Work required:
Identify each line below containing the string "title" and copy it.

Input rows:
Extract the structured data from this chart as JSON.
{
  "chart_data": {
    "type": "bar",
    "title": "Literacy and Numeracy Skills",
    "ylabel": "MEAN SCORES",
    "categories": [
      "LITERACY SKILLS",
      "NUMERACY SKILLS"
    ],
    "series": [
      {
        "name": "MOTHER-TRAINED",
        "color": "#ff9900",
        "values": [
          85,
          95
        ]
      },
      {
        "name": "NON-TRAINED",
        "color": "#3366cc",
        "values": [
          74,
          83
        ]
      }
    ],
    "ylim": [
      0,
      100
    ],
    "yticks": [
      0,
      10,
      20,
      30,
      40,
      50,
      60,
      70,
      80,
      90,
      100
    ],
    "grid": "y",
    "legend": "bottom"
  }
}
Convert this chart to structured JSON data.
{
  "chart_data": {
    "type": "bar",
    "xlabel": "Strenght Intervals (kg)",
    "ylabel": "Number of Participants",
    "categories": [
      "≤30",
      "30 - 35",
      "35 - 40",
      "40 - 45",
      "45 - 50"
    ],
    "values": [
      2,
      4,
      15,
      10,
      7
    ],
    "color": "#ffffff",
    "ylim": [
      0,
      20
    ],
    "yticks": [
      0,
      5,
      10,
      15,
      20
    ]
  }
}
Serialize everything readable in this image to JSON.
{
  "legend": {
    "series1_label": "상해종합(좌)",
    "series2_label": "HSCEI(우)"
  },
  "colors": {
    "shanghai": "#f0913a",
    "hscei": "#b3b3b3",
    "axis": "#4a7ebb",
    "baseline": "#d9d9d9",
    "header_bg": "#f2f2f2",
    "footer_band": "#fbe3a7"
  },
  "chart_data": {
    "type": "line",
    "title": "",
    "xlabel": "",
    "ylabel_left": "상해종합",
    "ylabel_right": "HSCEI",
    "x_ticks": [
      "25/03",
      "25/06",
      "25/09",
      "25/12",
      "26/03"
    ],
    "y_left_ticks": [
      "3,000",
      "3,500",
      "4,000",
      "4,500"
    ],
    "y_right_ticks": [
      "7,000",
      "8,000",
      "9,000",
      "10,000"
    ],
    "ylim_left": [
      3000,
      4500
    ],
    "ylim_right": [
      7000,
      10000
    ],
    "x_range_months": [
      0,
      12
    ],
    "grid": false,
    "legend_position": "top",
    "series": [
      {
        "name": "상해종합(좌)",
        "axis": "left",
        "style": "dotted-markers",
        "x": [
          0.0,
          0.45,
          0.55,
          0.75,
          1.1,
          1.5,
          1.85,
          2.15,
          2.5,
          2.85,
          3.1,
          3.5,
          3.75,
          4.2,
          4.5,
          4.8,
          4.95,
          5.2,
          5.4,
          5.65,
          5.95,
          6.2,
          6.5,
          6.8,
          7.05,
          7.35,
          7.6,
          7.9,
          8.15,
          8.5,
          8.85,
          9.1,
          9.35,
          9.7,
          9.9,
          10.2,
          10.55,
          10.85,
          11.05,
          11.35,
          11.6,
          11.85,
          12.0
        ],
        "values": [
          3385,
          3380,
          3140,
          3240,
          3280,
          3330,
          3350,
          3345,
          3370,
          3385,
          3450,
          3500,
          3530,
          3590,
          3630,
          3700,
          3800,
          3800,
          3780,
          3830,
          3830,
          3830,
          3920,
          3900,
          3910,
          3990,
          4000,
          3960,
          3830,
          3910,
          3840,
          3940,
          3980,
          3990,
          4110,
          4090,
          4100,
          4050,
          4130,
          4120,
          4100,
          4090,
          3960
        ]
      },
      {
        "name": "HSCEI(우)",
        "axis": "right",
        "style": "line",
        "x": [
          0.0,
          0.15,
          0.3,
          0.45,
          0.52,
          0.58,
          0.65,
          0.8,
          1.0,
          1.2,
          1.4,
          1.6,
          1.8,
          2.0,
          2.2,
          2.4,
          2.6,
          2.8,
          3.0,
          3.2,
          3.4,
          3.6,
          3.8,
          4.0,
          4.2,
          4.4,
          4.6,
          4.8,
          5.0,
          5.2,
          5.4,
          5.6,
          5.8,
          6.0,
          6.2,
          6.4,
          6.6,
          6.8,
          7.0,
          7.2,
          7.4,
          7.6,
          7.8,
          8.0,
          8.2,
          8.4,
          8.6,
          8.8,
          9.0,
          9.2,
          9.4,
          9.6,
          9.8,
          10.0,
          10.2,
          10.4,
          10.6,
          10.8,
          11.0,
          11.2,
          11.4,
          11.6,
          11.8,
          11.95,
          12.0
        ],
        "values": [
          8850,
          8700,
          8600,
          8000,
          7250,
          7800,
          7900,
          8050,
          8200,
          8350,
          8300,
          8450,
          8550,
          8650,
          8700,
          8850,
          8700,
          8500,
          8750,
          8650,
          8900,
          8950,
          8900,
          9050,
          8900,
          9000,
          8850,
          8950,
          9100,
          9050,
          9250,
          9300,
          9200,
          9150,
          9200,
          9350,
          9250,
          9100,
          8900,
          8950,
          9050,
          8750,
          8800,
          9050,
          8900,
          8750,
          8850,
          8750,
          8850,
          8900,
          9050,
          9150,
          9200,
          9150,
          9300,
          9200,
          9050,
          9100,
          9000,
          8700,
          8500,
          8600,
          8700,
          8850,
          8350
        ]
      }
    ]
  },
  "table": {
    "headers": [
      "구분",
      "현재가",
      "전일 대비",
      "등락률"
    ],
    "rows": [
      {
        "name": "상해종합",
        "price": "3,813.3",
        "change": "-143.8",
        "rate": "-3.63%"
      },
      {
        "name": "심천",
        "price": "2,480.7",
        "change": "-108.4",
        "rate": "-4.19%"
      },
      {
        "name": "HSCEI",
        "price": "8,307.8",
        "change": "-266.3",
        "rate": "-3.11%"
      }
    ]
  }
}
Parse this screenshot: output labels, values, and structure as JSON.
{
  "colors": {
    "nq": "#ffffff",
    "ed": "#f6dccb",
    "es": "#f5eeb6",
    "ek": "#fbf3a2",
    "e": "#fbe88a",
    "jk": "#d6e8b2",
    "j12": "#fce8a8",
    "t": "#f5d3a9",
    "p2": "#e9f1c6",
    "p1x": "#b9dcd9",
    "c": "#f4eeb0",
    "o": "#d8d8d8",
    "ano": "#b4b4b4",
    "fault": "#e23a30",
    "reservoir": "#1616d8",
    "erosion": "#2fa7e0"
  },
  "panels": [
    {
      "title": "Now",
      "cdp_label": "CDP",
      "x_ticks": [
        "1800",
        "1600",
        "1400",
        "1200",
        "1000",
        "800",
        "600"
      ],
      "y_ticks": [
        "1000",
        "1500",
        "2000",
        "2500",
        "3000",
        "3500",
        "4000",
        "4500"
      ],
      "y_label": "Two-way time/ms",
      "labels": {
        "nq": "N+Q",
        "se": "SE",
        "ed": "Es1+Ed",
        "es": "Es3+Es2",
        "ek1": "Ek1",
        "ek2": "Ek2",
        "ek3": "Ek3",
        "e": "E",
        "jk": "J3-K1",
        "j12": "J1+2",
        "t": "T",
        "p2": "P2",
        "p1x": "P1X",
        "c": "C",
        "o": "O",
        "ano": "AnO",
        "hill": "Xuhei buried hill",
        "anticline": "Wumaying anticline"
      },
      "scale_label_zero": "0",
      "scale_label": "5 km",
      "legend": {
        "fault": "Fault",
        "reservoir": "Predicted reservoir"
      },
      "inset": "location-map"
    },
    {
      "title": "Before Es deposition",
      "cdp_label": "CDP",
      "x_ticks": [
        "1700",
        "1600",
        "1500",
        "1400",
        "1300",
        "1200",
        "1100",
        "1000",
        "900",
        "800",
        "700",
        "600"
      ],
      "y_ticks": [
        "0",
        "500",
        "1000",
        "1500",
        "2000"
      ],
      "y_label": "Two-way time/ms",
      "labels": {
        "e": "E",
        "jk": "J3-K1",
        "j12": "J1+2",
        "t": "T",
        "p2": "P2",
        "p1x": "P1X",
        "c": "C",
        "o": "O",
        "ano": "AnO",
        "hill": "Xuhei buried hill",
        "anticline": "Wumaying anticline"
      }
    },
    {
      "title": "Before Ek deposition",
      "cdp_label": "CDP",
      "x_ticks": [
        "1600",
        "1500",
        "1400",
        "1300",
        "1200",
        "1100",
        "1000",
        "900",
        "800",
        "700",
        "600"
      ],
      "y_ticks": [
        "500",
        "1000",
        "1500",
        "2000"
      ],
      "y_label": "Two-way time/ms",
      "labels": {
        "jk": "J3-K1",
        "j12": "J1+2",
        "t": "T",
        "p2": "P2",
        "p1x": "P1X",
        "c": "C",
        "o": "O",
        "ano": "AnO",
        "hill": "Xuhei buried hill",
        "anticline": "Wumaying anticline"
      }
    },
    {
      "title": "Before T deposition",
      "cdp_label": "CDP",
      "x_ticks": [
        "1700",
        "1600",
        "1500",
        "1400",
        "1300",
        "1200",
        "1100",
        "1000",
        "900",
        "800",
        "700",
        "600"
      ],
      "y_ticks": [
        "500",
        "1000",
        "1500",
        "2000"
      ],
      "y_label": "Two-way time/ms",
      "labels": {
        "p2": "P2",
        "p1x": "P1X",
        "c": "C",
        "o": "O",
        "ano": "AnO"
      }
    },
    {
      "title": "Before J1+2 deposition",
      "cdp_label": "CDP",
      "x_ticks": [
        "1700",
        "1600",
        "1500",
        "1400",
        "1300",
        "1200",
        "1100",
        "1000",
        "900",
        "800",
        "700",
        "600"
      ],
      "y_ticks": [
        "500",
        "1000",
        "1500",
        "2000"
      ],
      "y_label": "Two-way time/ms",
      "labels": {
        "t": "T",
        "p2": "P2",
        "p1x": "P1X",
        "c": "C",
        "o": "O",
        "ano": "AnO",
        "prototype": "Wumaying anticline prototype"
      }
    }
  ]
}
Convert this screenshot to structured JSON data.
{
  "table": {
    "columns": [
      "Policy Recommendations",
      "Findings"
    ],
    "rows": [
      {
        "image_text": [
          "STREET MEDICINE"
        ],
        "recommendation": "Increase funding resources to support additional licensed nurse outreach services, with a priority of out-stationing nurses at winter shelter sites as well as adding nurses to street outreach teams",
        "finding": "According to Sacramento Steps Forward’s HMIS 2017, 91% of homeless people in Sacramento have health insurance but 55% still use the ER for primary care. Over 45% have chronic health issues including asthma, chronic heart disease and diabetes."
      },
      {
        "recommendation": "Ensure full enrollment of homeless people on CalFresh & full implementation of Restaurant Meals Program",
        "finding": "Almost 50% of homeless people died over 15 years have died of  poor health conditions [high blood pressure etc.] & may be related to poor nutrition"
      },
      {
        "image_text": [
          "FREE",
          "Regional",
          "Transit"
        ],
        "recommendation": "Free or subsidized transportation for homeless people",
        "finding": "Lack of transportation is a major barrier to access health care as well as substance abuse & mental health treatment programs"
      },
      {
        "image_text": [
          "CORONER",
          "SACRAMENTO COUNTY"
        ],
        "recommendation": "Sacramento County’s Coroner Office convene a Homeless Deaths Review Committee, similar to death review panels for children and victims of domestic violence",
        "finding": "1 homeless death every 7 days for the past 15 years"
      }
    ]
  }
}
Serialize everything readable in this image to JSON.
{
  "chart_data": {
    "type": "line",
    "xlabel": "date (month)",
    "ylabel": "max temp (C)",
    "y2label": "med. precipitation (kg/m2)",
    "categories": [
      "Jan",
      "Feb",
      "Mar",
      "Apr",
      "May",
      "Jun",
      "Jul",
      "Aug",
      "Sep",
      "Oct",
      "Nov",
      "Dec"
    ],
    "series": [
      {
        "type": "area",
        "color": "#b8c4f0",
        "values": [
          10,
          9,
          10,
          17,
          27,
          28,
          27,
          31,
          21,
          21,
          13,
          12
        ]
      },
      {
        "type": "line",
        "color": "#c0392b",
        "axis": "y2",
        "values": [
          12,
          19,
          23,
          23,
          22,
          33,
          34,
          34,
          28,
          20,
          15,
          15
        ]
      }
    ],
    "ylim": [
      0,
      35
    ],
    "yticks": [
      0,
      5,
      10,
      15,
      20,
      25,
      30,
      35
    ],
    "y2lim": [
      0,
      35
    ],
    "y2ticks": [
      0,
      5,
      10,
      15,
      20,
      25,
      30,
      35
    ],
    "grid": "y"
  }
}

Reply:
    "title": "Literacy and Numeracy Skills",
    "title": "",
      "title": "Now",
      "title": "Before Es deposition",
      "title": "Before Ek deposition",
      "title": "Before T deposition",
      "title": "Before J1+2 deposition",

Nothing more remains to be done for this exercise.